[Records from a collection]
════════

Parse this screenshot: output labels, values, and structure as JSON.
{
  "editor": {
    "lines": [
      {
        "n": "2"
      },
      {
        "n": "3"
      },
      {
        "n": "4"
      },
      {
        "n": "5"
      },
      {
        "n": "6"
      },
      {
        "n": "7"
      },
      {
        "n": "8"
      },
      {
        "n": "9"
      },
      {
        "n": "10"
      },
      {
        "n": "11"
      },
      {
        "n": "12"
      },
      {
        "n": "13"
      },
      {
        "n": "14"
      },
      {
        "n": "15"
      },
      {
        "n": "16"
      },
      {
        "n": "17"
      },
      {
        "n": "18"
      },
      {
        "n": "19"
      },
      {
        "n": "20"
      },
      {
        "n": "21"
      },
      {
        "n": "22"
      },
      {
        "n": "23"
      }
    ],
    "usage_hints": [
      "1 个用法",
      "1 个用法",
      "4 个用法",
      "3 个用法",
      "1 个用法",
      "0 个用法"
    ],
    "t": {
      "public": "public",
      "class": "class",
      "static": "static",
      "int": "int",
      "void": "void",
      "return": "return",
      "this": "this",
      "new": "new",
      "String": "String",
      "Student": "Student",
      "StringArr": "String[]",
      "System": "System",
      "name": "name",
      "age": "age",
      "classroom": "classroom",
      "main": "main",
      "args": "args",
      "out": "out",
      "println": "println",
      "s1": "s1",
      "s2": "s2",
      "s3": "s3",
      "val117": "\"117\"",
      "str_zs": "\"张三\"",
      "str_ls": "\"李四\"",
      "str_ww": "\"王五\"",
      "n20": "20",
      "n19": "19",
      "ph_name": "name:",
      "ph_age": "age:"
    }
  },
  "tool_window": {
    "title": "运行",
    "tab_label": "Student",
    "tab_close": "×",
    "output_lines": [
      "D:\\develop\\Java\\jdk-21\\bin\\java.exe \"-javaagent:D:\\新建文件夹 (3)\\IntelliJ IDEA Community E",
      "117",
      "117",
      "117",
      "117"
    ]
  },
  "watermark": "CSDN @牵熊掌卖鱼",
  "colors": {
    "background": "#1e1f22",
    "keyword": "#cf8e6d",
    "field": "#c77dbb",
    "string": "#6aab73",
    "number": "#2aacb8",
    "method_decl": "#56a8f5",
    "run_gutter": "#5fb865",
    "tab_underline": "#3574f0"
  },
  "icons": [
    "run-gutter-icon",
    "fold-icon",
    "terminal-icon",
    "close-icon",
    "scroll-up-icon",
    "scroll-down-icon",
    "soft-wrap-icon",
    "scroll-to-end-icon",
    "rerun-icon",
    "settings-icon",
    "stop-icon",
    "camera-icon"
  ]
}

════════

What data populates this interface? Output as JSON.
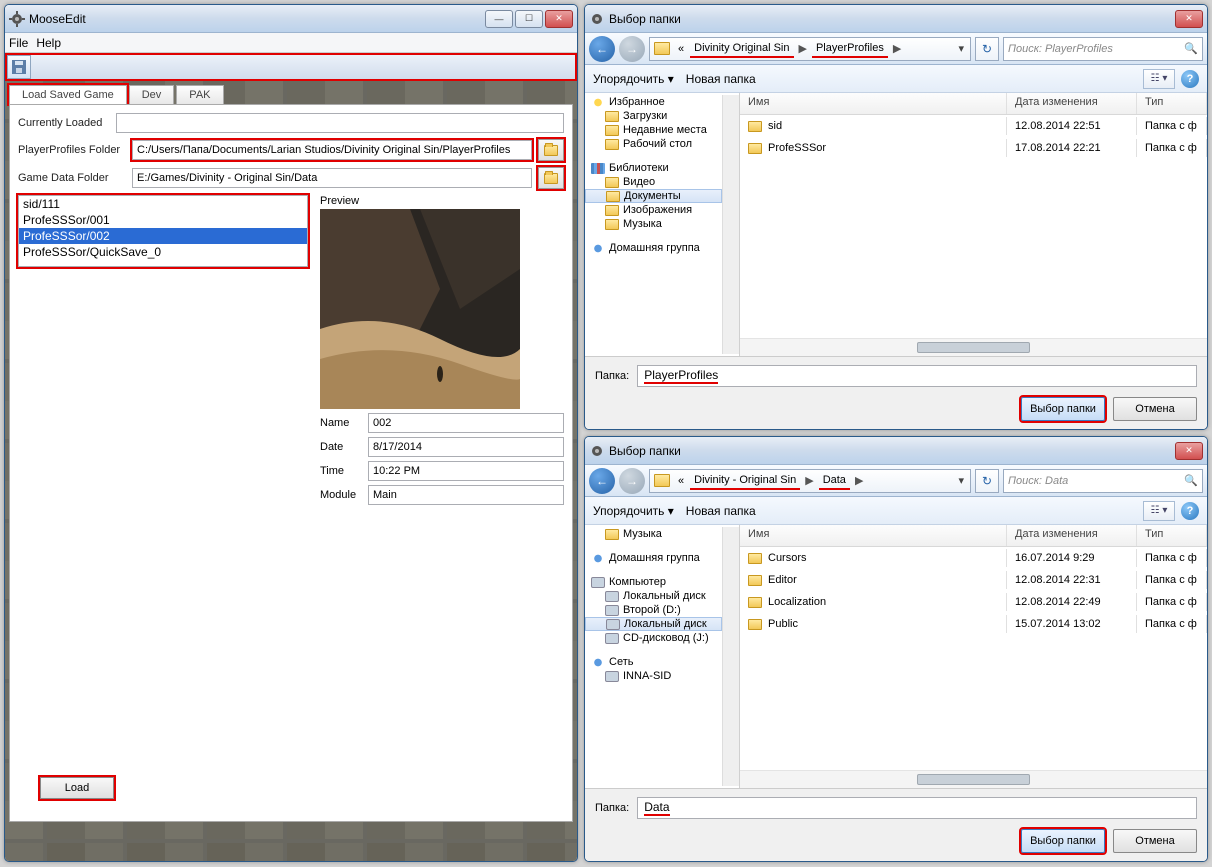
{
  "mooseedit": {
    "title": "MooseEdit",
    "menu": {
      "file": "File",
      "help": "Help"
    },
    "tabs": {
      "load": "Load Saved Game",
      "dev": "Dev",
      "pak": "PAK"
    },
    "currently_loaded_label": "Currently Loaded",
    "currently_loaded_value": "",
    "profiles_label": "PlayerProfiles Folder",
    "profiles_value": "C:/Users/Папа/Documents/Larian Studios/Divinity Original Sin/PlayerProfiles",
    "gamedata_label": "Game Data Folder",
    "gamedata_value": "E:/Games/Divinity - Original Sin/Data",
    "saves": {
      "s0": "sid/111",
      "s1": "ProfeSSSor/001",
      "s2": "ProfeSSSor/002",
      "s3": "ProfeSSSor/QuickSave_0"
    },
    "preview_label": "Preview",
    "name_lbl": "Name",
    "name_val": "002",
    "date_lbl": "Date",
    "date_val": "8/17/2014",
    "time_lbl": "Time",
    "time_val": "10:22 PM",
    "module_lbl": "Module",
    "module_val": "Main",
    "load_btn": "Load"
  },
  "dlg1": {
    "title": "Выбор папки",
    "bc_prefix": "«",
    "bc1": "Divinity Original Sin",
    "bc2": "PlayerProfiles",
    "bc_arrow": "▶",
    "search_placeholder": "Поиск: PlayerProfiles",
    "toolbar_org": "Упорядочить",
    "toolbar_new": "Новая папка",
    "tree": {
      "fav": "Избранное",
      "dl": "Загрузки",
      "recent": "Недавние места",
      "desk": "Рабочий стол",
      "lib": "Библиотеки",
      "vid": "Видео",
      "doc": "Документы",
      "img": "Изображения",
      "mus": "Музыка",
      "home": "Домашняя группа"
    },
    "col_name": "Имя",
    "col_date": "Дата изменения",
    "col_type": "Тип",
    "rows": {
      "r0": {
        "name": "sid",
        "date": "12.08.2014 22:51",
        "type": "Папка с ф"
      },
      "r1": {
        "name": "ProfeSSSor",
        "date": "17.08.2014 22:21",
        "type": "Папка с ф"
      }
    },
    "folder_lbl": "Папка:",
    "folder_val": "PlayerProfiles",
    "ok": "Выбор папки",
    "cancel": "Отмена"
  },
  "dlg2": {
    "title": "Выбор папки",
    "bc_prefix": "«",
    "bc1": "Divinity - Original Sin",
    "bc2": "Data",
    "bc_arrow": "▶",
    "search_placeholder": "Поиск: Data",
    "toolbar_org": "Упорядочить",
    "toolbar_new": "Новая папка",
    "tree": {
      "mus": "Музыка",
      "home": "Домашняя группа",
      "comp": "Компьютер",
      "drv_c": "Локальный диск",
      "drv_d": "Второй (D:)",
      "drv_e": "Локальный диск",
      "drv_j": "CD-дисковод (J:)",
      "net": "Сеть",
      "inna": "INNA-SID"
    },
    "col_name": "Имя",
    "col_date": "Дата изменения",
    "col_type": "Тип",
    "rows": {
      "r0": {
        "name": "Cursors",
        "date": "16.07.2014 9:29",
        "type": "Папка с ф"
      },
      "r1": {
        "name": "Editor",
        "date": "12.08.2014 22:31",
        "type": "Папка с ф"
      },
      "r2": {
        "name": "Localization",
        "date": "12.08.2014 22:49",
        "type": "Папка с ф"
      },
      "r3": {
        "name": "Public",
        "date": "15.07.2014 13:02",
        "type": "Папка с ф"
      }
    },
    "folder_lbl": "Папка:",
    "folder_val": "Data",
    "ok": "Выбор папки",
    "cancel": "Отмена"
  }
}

════════

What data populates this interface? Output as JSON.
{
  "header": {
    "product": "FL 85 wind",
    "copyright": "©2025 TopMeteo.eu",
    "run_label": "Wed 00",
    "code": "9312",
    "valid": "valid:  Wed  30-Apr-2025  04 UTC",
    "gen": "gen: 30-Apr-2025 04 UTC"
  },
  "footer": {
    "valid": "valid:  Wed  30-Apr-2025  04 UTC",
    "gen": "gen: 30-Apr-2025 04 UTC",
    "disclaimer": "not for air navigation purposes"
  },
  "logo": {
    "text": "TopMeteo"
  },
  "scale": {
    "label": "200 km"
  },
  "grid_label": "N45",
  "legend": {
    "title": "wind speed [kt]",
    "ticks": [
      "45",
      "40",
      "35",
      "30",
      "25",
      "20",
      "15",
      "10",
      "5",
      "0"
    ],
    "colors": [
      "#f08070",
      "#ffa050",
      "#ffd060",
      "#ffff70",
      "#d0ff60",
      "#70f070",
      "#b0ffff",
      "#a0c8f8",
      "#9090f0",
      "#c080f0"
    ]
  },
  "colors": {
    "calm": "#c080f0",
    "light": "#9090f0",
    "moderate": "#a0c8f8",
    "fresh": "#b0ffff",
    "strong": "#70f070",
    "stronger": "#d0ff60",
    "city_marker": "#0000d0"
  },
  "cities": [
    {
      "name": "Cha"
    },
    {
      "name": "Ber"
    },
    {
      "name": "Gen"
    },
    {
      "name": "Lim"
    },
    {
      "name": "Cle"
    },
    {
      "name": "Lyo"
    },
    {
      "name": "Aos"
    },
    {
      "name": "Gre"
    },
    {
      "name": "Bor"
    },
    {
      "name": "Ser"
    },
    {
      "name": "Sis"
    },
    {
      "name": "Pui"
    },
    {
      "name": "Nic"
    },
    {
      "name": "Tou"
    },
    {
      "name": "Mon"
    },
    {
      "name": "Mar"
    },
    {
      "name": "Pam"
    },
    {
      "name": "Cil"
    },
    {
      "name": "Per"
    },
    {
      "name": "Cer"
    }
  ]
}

════════

What you will do: Every line holding "scroll" should be copied out.

Expected output:
    "scroll-up-icon",
    "scroll-down-icon",
    "scroll-to-end-icon",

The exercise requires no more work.